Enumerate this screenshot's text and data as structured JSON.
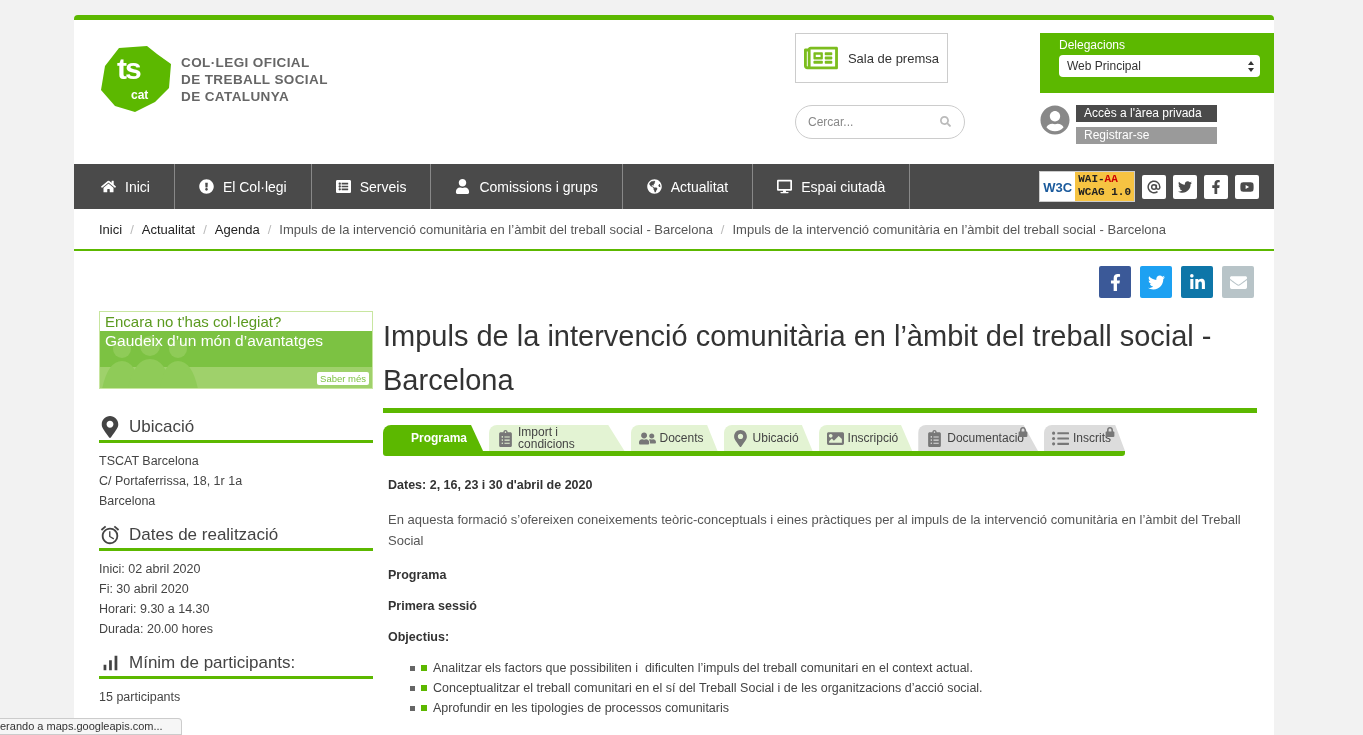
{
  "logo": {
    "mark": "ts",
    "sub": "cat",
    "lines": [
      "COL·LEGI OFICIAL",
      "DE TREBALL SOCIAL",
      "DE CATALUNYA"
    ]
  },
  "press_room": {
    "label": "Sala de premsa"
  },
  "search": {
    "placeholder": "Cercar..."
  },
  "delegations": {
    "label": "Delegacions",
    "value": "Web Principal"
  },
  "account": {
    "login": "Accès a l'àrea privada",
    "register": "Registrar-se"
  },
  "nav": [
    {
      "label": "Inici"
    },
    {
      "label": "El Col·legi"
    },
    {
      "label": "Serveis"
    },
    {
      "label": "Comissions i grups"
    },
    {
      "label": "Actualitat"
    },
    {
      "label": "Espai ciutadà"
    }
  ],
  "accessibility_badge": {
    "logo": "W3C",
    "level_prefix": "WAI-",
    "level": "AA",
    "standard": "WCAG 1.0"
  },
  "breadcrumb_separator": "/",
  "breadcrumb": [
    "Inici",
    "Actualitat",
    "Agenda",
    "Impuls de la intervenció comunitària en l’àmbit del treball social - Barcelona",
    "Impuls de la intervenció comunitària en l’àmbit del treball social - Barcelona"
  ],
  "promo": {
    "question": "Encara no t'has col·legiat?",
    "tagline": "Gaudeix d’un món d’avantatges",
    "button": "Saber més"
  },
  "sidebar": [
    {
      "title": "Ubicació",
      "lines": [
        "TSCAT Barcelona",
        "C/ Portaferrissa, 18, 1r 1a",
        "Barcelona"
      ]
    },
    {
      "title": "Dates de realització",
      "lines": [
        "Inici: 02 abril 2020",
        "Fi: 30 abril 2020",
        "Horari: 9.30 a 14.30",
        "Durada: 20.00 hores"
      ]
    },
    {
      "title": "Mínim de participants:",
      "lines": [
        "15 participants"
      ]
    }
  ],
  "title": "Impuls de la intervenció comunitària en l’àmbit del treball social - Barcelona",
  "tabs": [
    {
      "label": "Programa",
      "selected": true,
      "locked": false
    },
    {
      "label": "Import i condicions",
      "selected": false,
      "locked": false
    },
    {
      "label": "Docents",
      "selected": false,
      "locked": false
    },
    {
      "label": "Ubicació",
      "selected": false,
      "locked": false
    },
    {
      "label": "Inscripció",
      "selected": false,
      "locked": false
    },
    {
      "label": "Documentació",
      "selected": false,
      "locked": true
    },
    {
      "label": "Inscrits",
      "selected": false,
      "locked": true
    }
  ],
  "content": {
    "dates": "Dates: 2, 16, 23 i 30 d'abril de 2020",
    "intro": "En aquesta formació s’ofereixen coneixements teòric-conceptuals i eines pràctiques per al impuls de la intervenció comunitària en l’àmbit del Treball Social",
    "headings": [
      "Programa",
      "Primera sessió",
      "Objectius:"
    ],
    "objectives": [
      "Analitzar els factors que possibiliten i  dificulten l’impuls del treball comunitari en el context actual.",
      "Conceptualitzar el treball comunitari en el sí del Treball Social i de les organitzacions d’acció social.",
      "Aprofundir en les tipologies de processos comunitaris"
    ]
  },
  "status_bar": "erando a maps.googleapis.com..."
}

• • • • •

# [WHAT THE TASK ASKS]
Return each line among the entries that holds the word "intervenció".

# [OUTPUT]
    "Impuls de la intervenció comunitària en l’àmbit del treball social - Barcelona",
    "Impuls de la intervenció comunitària en l’àmbit del treball social - Barcelona"
  "title": "Impuls de la intervenció comunitària en l’àmbit del treball social - Barcelona",
    "intro": "En aquesta formació s’ofereixen coneixements teòric-conceptuals i eines pràctiques per al impuls de la intervenció comunitària en l’àmbit del Treball Social",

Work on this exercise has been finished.